#### Conjunto de tarefas:
a. Transcreva o trecho do texto sobre o Acordo Ortográfico que começa em "Para o referido" e segue até "de língua portuguesa.".
b. No texto sobre o Acordo Ortográfico, como se chama o deputado da delegação angolana citado?
c. Indique todos os países nomeados explicitamente no texto sobre o Acordo Ortográfico.

#### Excerto do texto:

======

18/03/2010

VASCO GRAÇA MOURA

VASCO GRAÇA MOURA

Angola já não é nossa!

É de há poucos dias a notícia de que Angola solicitou "um espaço de três anos para aderir ao Acordo Ortográfico da Comunidade dos Países de Língua Portuguesa, dada a necessidade da inclusão do seu vocabulário nacional no da comunidade", isto é, no vocabulário da língua que todos falamos. Sem contar a população do Brasil, somos mais de 50 milhões de seres humanos nas áreas mais afectadas por uma eventual aplicação do acordo…

Segundo um dos membros da delegação angolana à conferência da CPLP, o deputado Luís Reis Cuanga, Angola que, tal como Moçambique, ainda não ratificou o acordo, solicitou três anos "para que se possa implementar na totalidade este instrumento", pois entende "que deve haver reciprocidade na sua aplicação, defendendo que haja integração do vocabulário angolano no comum".

Para o referido parlamentar, deve haver uniformização na escrita, como ele teve ensejo de exemplificar, com a palavra "kwanza". A questão das flutuações da grafia de "kwanza" (que o dicionário da Texto Editora, pretensamente conforme ao Acordo Ortográfico, regista com nada menos de três formas, três!!!) já tinha sido um dos exemplos apresentados pelo Movimento contra o Acordo Ortográfico para pôr em evidência não apenas uma deficiência chocante, mas ainda que os negociadores do dito - e, depois deles, os responsáveis políticos portugueses e brasileiros que o assinaram com alvoroço indecoroso - se estiveram solenemente nas tintas para os países africanos de língua portuguesa.

======

#### Listagens de regiões anotadas:
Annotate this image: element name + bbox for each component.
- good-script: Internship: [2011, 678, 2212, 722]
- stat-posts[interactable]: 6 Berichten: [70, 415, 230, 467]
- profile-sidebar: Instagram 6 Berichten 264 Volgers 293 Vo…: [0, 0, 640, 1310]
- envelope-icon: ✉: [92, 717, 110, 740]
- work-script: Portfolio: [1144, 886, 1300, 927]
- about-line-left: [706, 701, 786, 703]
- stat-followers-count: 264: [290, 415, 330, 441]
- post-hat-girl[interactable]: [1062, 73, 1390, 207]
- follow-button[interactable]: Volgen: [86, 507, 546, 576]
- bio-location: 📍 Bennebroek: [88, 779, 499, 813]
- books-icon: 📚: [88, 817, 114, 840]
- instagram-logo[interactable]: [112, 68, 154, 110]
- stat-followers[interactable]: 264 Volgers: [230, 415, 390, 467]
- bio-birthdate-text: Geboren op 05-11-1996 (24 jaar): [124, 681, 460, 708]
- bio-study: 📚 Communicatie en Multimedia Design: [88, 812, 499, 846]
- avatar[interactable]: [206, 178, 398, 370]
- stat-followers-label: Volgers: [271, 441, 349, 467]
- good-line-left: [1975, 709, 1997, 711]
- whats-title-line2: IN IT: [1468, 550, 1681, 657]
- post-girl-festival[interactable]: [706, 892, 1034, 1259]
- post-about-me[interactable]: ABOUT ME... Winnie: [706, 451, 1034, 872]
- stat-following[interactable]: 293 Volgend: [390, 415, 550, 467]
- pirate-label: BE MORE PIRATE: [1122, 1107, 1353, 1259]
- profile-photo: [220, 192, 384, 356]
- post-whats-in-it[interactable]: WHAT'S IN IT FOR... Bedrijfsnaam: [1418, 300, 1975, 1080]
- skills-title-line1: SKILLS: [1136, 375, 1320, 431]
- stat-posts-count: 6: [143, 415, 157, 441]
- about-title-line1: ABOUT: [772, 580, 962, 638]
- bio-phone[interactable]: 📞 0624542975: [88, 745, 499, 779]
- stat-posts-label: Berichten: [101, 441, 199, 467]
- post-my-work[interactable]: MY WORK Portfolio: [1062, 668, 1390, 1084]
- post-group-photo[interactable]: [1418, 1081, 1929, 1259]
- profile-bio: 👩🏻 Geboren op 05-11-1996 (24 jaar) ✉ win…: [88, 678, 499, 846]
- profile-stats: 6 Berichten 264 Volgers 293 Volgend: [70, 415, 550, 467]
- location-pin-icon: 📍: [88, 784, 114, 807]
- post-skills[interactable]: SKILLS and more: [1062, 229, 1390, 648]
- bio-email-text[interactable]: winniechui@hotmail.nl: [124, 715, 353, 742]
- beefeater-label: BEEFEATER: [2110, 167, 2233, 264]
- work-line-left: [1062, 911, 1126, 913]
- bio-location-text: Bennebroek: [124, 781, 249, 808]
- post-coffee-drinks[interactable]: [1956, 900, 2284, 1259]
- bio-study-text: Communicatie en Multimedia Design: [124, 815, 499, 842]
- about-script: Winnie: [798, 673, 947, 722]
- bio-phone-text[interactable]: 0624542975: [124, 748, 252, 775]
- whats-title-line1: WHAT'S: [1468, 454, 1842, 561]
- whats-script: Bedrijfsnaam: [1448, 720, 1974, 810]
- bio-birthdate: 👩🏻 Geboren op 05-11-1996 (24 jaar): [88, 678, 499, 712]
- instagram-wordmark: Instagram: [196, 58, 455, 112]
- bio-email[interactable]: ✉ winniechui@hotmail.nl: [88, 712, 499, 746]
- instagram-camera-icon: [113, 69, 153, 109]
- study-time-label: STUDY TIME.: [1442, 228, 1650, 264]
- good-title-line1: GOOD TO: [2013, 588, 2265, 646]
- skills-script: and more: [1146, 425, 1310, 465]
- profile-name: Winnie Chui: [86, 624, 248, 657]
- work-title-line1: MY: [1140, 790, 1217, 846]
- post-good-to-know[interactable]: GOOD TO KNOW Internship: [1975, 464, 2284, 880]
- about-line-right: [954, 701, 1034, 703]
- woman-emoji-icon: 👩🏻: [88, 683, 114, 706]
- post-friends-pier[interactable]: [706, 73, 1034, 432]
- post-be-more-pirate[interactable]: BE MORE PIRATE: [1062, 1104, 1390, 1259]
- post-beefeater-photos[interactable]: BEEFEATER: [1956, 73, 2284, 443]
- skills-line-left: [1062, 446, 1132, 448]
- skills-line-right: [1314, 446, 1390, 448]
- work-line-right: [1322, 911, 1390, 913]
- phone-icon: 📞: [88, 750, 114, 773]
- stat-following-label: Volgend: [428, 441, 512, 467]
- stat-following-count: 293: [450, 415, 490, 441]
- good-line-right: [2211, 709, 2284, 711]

======

#### Soluções por tarefa:
a.
Para o referido parlamentar, deve haver uniformização na escrita, como ele teve ensejo de exemplificar, com a palavra "kwanza". A questão das flutuações da grafia de "kwanza" (que o dicionário da Texto Editora, pretensamente conforme ao Acordo Ortográfico, regista com nada menos de três formas, três!!!) já tinha sido um dos exemplos apresentados pelo Movimento contra o Acordo Ortográfico para pôr em evidência não apenas uma deficiência chocante, mas ainda que os negociadores do dito - e, depois deles, os responsáveis políticos portugueses e brasileiros que o assinaram com alvoroço indecoroso - se estiveram solenemente nas tintas para os países africanos de língua portuguesa.

b. Luís Reis Cuanga.

c. Angola, Brasil e Moçambique.